» Set task: Copy the data below exactly, omitting any picture it contains.
───── Input material ─────
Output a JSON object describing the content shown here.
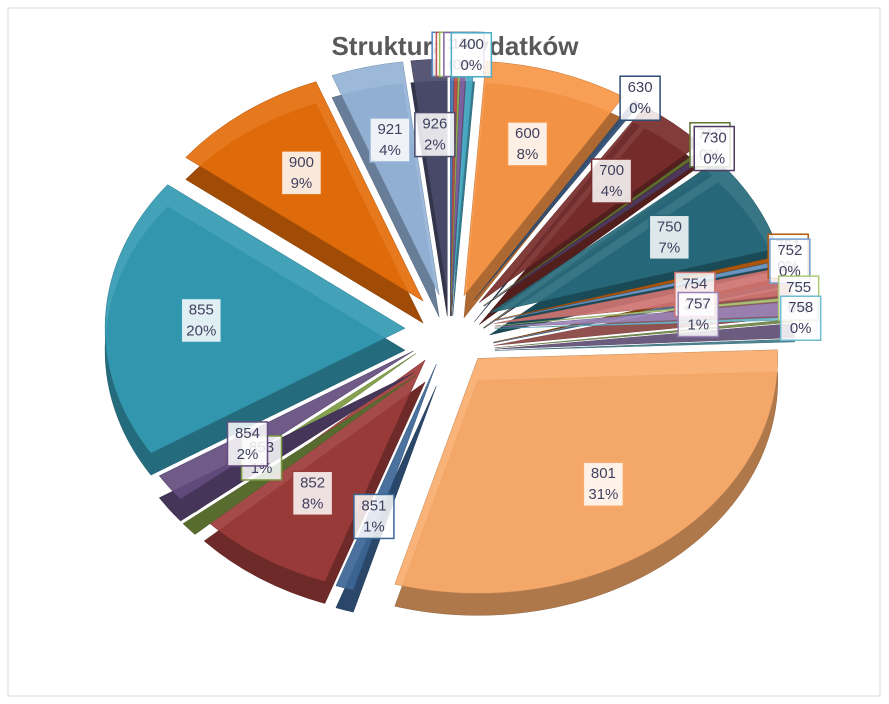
{
  "chart_data": {
    "type": "pie",
    "title": "Struktura wydatków",
    "categories": [
      "010",
      "020",
      "100",
      "150",
      "400",
      "600",
      "630",
      "700",
      "710",
      "730",
      "750",
      "751",
      "752",
      "754",
      "755",
      "757",
      "758",
      "801",
      "851",
      "852",
      "853",
      "854",
      "855",
      "900",
      "921",
      "926"
    ],
    "values": [
      0.2,
      0.2,
      0.1,
      0.3,
      0.4,
      8,
      0.4,
      4,
      0.2,
      0.4,
      7,
      0.3,
      0.3,
      2,
      0.2,
      1,
      0.2,
      31,
      1,
      8,
      1,
      2,
      20,
      9,
      4,
      2
    ],
    "value_labels": [
      "0%",
      "0%",
      "0%",
      "0%",
      "0%",
      "8%",
      "0%",
      "4%",
      "0%",
      "0%",
      "7%",
      "0%",
      "0%",
      "2%",
      "0%",
      "1%",
      "0%",
      "31%",
      "1%",
      "8%",
      "1%",
      "2%",
      "20%",
      "9%",
      "4%",
      "2%"
    ],
    "colors": [
      "#4f81bd",
      "#c0504d",
      "#9bbb59",
      "#8064a2",
      "#4bacc6",
      "#f79646",
      "#2c4d75",
      "#772c2a",
      "#5f7530",
      "#4d3b62",
      "#276a7c",
      "#b65708",
      "#729aca",
      "#cd7371",
      "#afc97a",
      "#9983b5",
      "#6fbdd1",
      "#f9ab6b",
      "#3c6696",
      "#9c3c3a",
      "#7c9a41",
      "#634c7e",
      "#339ab2",
      "#e46c0a",
      "#95b3d7",
      "#4a4a6a"
    ]
  }
}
─────
» Solution to this problem:
Output a JSON object describing the content shown here.
{
  "chart_data": {
    "type": "pie",
    "title": "Struktura wydatków",
    "categories": [
      "010",
      "020",
      "100",
      "150",
      "400",
      "600",
      "630",
      "700",
      "710",
      "730",
      "750",
      "751",
      "752",
      "754",
      "755",
      "757",
      "758",
      "801",
      "851",
      "852",
      "853",
      "854",
      "855",
      "900",
      "921",
      "926"
    ],
    "values": [
      0.2,
      0.2,
      0.1,
      0.3,
      0.4,
      8,
      0.4,
      4,
      0.2,
      0.4,
      7,
      0.3,
      0.3,
      2,
      0.2,
      1,
      0.2,
      31,
      1,
      8,
      1,
      2,
      20,
      9,
      4,
      2
    ],
    "value_labels": [
      "0%",
      "0%",
      "0%",
      "0%",
      "0%",
      "8%",
      "0%",
      "4%",
      "0%",
      "0%",
      "7%",
      "0%",
      "0%",
      "2%",
      "0%",
      "1%",
      "0%",
      "31%",
      "1%",
      "8%",
      "1%",
      "2%",
      "20%",
      "9%",
      "4%",
      "2%"
    ],
    "colors": [
      "#4f81bd",
      "#c0504d",
      "#9bbb59",
      "#8064a2",
      "#4bacc6",
      "#f79646",
      "#2c4d75",
      "#772c2a",
      "#5f7530",
      "#4d3b62",
      "#276a7c",
      "#b65708",
      "#729aca",
      "#cd7371",
      "#afc97a",
      "#9983b5",
      "#6fbdd1",
      "#f9ab6b",
      "#3c6696",
      "#9c3c3a",
      "#7c9a41",
      "#634c7e",
      "#339ab2",
      "#e46c0a",
      "#95b3d7",
      "#4a4a6a"
    ]
  }
}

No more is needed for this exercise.